» PROBLEM TO SOLVE
Output the records exactly as they appear, with no pictures included.

» DATA SHOWN

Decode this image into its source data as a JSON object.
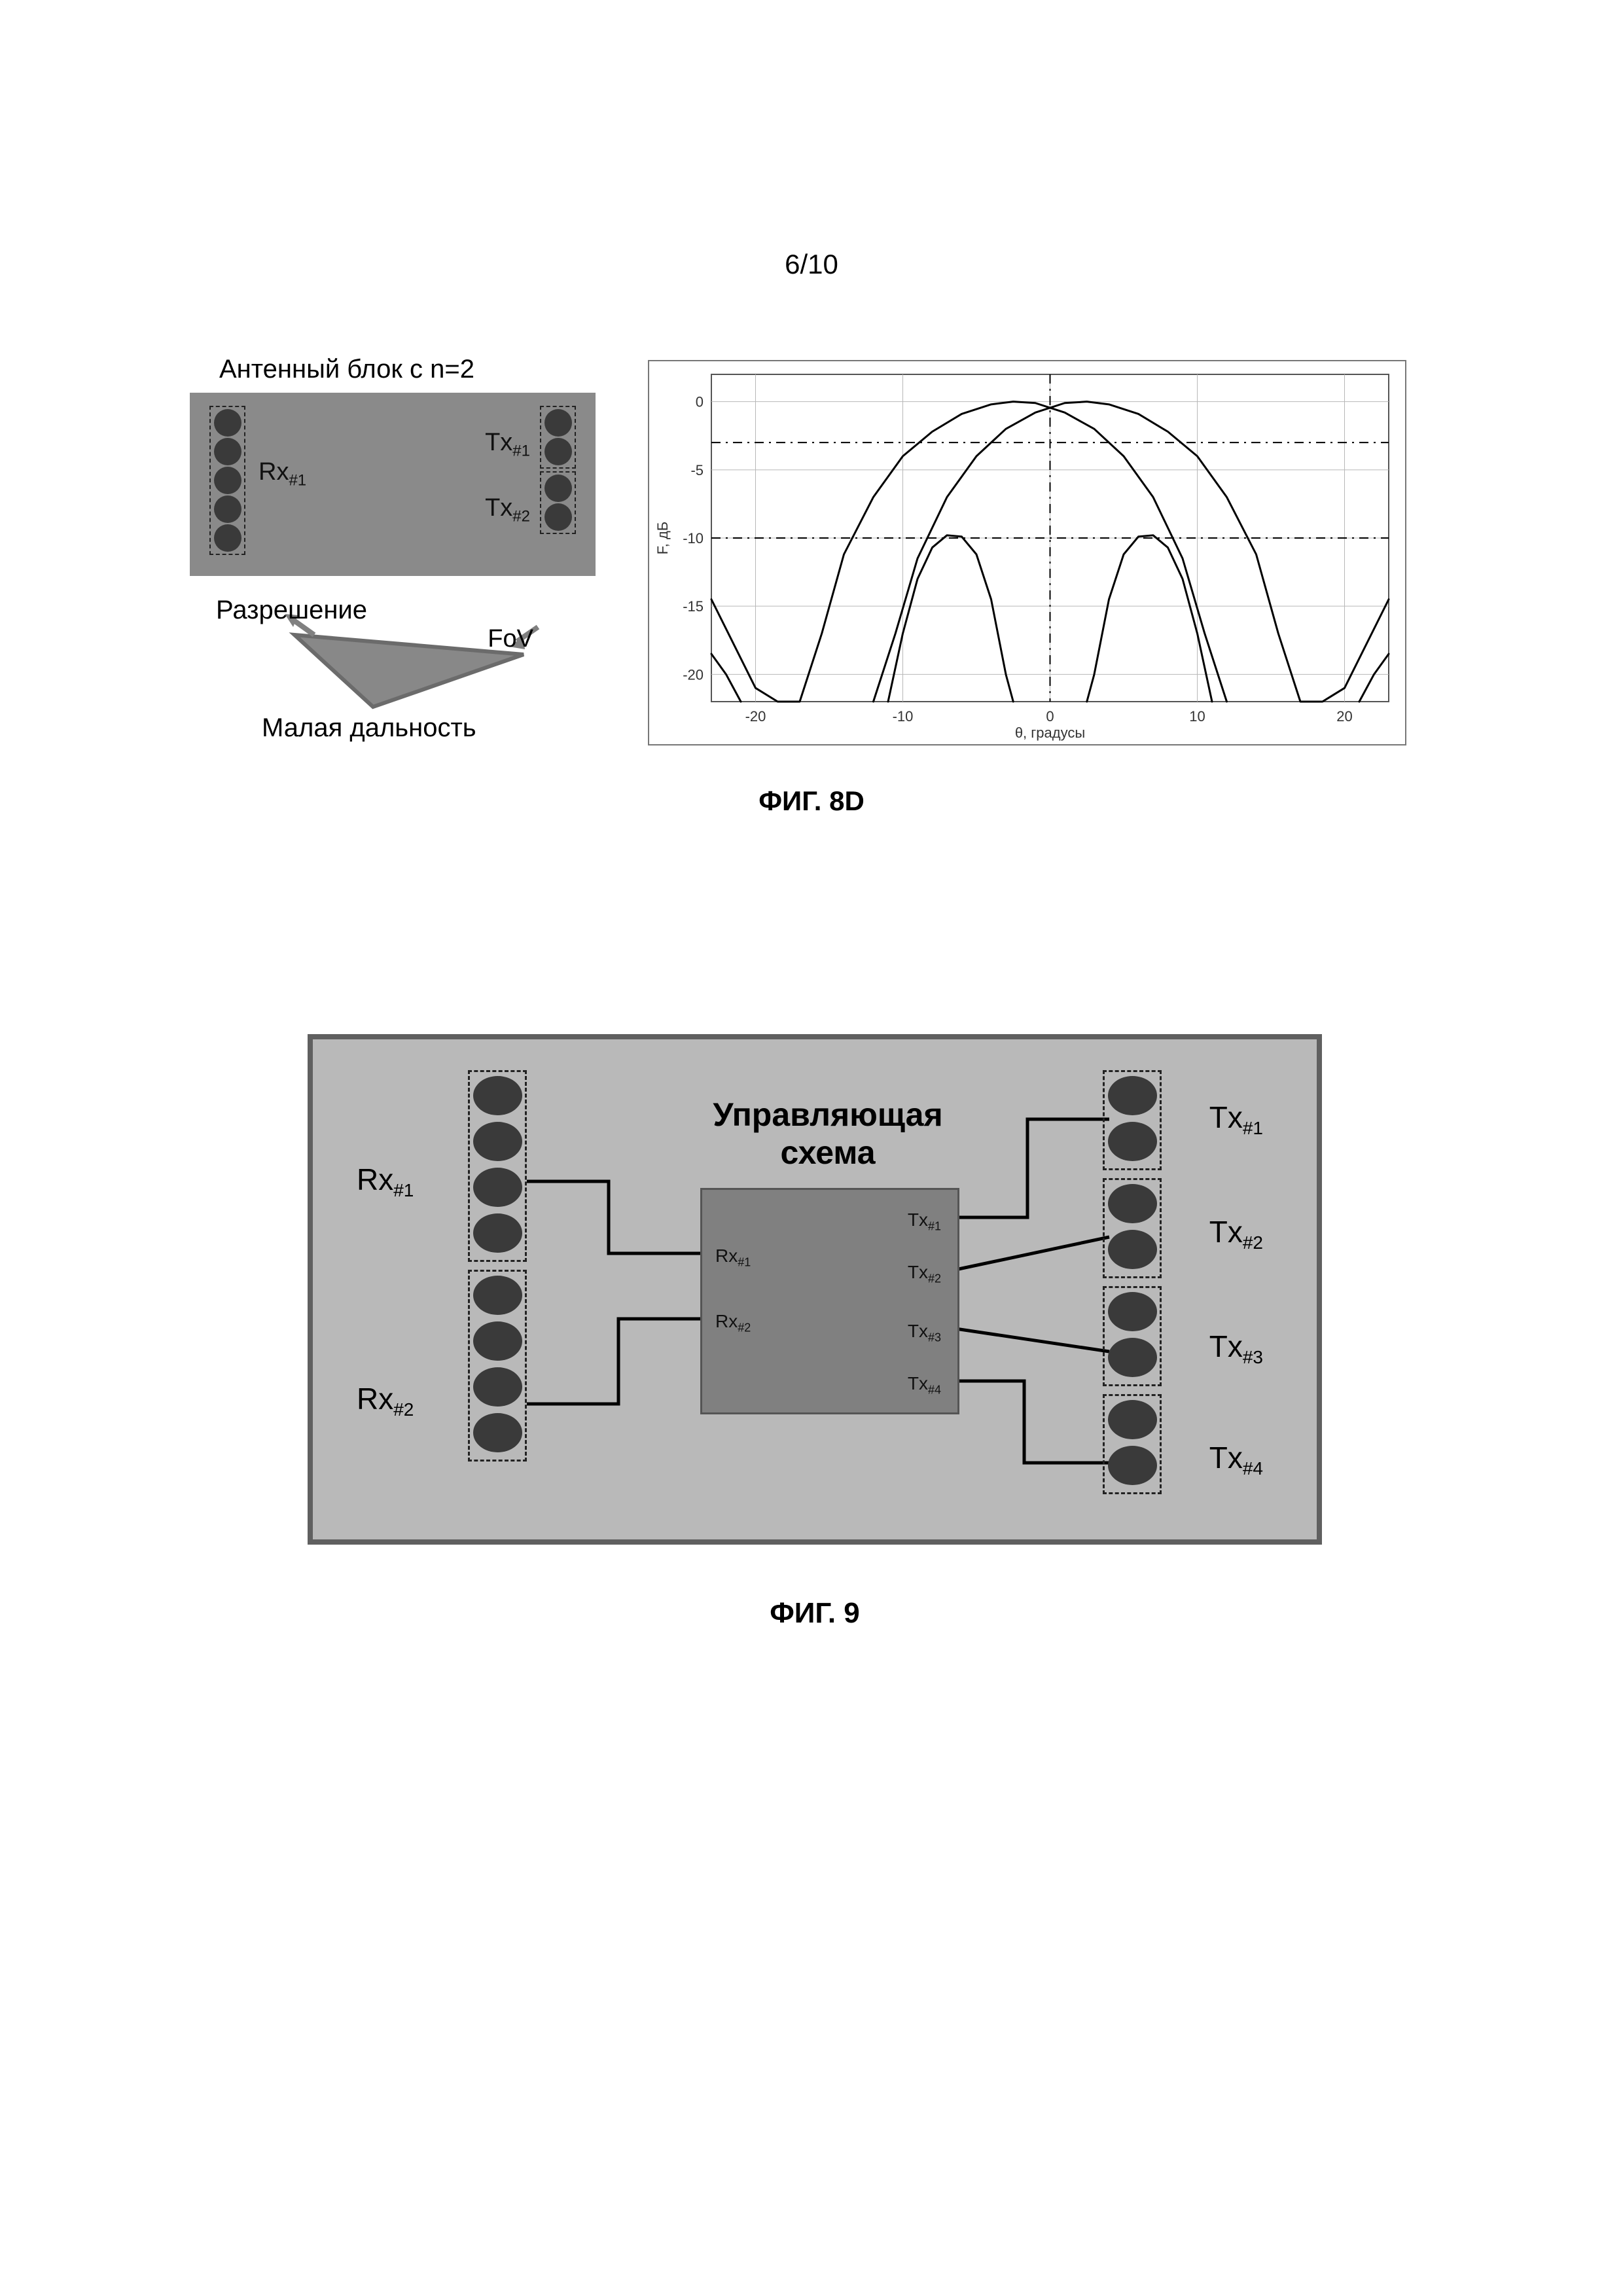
{
  "page_number": "6/10",
  "fig8d": {
    "antenna_title": "Антенный блок с n=2",
    "rx_label": "Rx",
    "rx_sub": "#1",
    "tx1_label": "Tx",
    "tx1_sub": "#1",
    "tx2_label": "Tx",
    "tx2_sub": "#2",
    "razreshenie": "Разрешение",
    "fov": "FoV",
    "malaya_dalnost": "Малая дальность",
    "caption": "ФИГ. 8D",
    "panel_bg": "#8a8a8a",
    "dot_color": "#3a3a3a",
    "chart": {
      "type": "line",
      "background_color": "#ffffff",
      "border_color": "#777777",
      "grid_color": "#b8b8b8",
      "xlim": [
        -23,
        23
      ],
      "ylim": [
        -22,
        2
      ],
      "xticks": [
        -20,
        -10,
        0,
        10,
        20
      ],
      "yticks": [
        -20,
        -15,
        -10,
        -5,
        0
      ],
      "xlabel": "θ, градусы",
      "ylabel": "F, дБ",
      "label_fontsize": 22,
      "tick_fontsize": 22,
      "line_color": "#000000",
      "line_width": 3,
      "hline_dash": [
        -3,
        -10
      ],
      "hline_style": "dash-dot",
      "vline_x": 0,
      "curves": {
        "main_left": [
          [
            -23,
            -14.5
          ],
          [
            -20,
            -21
          ],
          [
            -18.5,
            -22
          ],
          [
            -17,
            -22
          ],
          [
            -15.5,
            -17
          ],
          [
            -14,
            -11.2
          ],
          [
            -12,
            -7.0
          ],
          [
            -10,
            -4.0
          ],
          [
            -8,
            -2.2
          ],
          [
            -6,
            -0.9
          ],
          [
            -4,
            -0.2
          ],
          [
            -2.5,
            0
          ],
          [
            -1,
            -0.1
          ],
          [
            1,
            -0.8
          ],
          [
            3,
            -2.0
          ],
          [
            5,
            -4.0
          ],
          [
            7,
            -7.0
          ],
          [
            9,
            -11.5
          ],
          [
            10.5,
            -17
          ],
          [
            12,
            -22
          ]
        ],
        "main_right": [
          [
            -12,
            -22
          ],
          [
            -10.5,
            -17
          ],
          [
            -9,
            -11.5
          ],
          [
            -7,
            -7.0
          ],
          [
            -5,
            -4.0
          ],
          [
            -3,
            -2.0
          ],
          [
            -1,
            -0.8
          ],
          [
            1,
            -0.1
          ],
          [
            2.5,
            0
          ],
          [
            4,
            -0.2
          ],
          [
            6,
            -0.9
          ],
          [
            8,
            -2.2
          ],
          [
            10,
            -4.0
          ],
          [
            12,
            -7.0
          ],
          [
            14,
            -11.2
          ],
          [
            15.5,
            -17
          ],
          [
            17,
            -22
          ],
          [
            18.5,
            -22
          ],
          [
            20,
            -21
          ],
          [
            23,
            -14.5
          ]
        ],
        "side_left_a": [
          [
            -23,
            -18.5
          ],
          [
            -22,
            -20
          ],
          [
            -21,
            -22
          ]
        ],
        "side_left_b": [
          [
            -11,
            -22
          ],
          [
            -10,
            -17
          ],
          [
            -9,
            -13
          ],
          [
            -8,
            -10.7
          ],
          [
            -7,
            -9.8
          ],
          [
            -6,
            -9.9
          ],
          [
            -5,
            -11.2
          ],
          [
            -4,
            -14.5
          ],
          [
            -3,
            -20
          ],
          [
            -2.5,
            -22
          ]
        ],
        "side_right_b": [
          [
            2.5,
            -22
          ],
          [
            3,
            -20
          ],
          [
            4,
            -14.5
          ],
          [
            5,
            -11.2
          ],
          [
            6,
            -9.9
          ],
          [
            7,
            -9.8
          ],
          [
            8,
            -10.7
          ],
          [
            9,
            -13
          ],
          [
            10,
            -17
          ],
          [
            11,
            -22
          ]
        ],
        "side_right_a": [
          [
            21,
            -22
          ],
          [
            22,
            -20
          ],
          [
            23,
            -18.5
          ]
        ]
      }
    }
  },
  "fig9": {
    "panel_bg": "#b9b9b9",
    "panel_border": "#606060",
    "dot_color": "#3a3a3a",
    "ctrl_bg": "#808080",
    "ctrl_title": "Управляющая\nсхема",
    "rx1": "Rx",
    "rx1_sub": "#1",
    "rx2": "Rx",
    "rx2_sub": "#2",
    "tx1": "Tx",
    "tx1_sub": "#1",
    "tx2": "Tx",
    "tx2_sub": "#2",
    "tx3": "Tx",
    "tx3_sub": "#3",
    "tx4": "Tx",
    "tx4_sub": "#4",
    "port_rx1": "Rx",
    "port_rx1_sub": "#1",
    "port_rx2": "Rx",
    "port_rx2_sub": "#2",
    "port_tx1": "Tx",
    "port_tx1_sub": "#1",
    "port_tx2": "Tx",
    "port_tx2_sub": "#2",
    "port_tx3": "Tx",
    "port_tx3_sub": "#3",
    "port_tx4": "Tx",
    "port_tx4_sub": "#4",
    "wire_color": "#000000",
    "wire_width": 5,
    "caption": "ФИГ. 9"
  }
}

» WRITTEN SOLUTION
Decode this image into its source data as a JSON object.
{
  "page_number": "6/10",
  "fig8d": {
    "antenna_title": "Антенный блок с n=2",
    "rx_label": "Rx",
    "rx_sub": "#1",
    "tx1_label": "Tx",
    "tx1_sub": "#1",
    "tx2_label": "Tx",
    "tx2_sub": "#2",
    "razreshenie": "Разрешение",
    "fov": "FoV",
    "malaya_dalnost": "Малая дальность",
    "caption": "ФИГ. 8D",
    "panel_bg": "#8a8a8a",
    "dot_color": "#3a3a3a",
    "chart": {
      "type": "line",
      "background_color": "#ffffff",
      "border_color": "#777777",
      "grid_color": "#b8b8b8",
      "xlim": [
        -23,
        23
      ],
      "ylim": [
        -22,
        2
      ],
      "xticks": [
        -20,
        -10,
        0,
        10,
        20
      ],
      "yticks": [
        -20,
        -15,
        -10,
        -5,
        0
      ],
      "xlabel": "θ, градусы",
      "ylabel": "F, дБ",
      "label_fontsize": 22,
      "tick_fontsize": 22,
      "line_color": "#000000",
      "line_width": 3,
      "hline_dash": [
        -3,
        -10
      ],
      "hline_style": "dash-dot",
      "vline_x": 0,
      "curves": {
        "main_left": [
          [
            -23,
            -14.5
          ],
          [
            -20,
            -21
          ],
          [
            -18.5,
            -22
          ],
          [
            -17,
            -22
          ],
          [
            -15.5,
            -17
          ],
          [
            -14,
            -11.2
          ],
          [
            -12,
            -7.0
          ],
          [
            -10,
            -4.0
          ],
          [
            -8,
            -2.2
          ],
          [
            -6,
            -0.9
          ],
          [
            -4,
            -0.2
          ],
          [
            -2.5,
            0
          ],
          [
            -1,
            -0.1
          ],
          [
            1,
            -0.8
          ],
          [
            3,
            -2.0
          ],
          [
            5,
            -4.0
          ],
          [
            7,
            -7.0
          ],
          [
            9,
            -11.5
          ],
          [
            10.5,
            -17
          ],
          [
            12,
            -22
          ]
        ],
        "main_right": [
          [
            -12,
            -22
          ],
          [
            -10.5,
            -17
          ],
          [
            -9,
            -11.5
          ],
          [
            -7,
            -7.0
          ],
          [
            -5,
            -4.0
          ],
          [
            -3,
            -2.0
          ],
          [
            -1,
            -0.8
          ],
          [
            1,
            -0.1
          ],
          [
            2.5,
            0
          ],
          [
            4,
            -0.2
          ],
          [
            6,
            -0.9
          ],
          [
            8,
            -2.2
          ],
          [
            10,
            -4.0
          ],
          [
            12,
            -7.0
          ],
          [
            14,
            -11.2
          ],
          [
            15.5,
            -17
          ],
          [
            17,
            -22
          ],
          [
            18.5,
            -22
          ],
          [
            20,
            -21
          ],
          [
            23,
            -14.5
          ]
        ],
        "side_left_a": [
          [
            -23,
            -18.5
          ],
          [
            -22,
            -20
          ],
          [
            -21,
            -22
          ]
        ],
        "side_left_b": [
          [
            -11,
            -22
          ],
          [
            -10,
            -17
          ],
          [
            -9,
            -13
          ],
          [
            -8,
            -10.7
          ],
          [
            -7,
            -9.8
          ],
          [
            -6,
            -9.9
          ],
          [
            -5,
            -11.2
          ],
          [
            -4,
            -14.5
          ],
          [
            -3,
            -20
          ],
          [
            -2.5,
            -22
          ]
        ],
        "side_right_b": [
          [
            2.5,
            -22
          ],
          [
            3,
            -20
          ],
          [
            4,
            -14.5
          ],
          [
            5,
            -11.2
          ],
          [
            6,
            -9.9
          ],
          [
            7,
            -9.8
          ],
          [
            8,
            -10.7
          ],
          [
            9,
            -13
          ],
          [
            10,
            -17
          ],
          [
            11,
            -22
          ]
        ],
        "side_right_a": [
          [
            21,
            -22
          ],
          [
            22,
            -20
          ],
          [
            23,
            -18.5
          ]
        ]
      }
    }
  },
  "fig9": {
    "panel_bg": "#b9b9b9",
    "panel_border": "#606060",
    "dot_color": "#3a3a3a",
    "ctrl_bg": "#808080",
    "ctrl_title": "Управляющая\nсхема",
    "rx1": "Rx",
    "rx1_sub": "#1",
    "rx2": "Rx",
    "rx2_sub": "#2",
    "tx1": "Tx",
    "tx1_sub": "#1",
    "tx2": "Tx",
    "tx2_sub": "#2",
    "tx3": "Tx",
    "tx3_sub": "#3",
    "tx4": "Tx",
    "tx4_sub": "#4",
    "port_rx1": "Rx",
    "port_rx1_sub": "#1",
    "port_rx2": "Rx",
    "port_rx2_sub": "#2",
    "port_tx1": "Tx",
    "port_tx1_sub": "#1",
    "port_tx2": "Tx",
    "port_tx2_sub": "#2",
    "port_tx3": "Tx",
    "port_tx3_sub": "#3",
    "port_tx4": "Tx",
    "port_tx4_sub": "#4",
    "wire_color": "#000000",
    "wire_width": 5,
    "caption": "ФИГ. 9"
  }
}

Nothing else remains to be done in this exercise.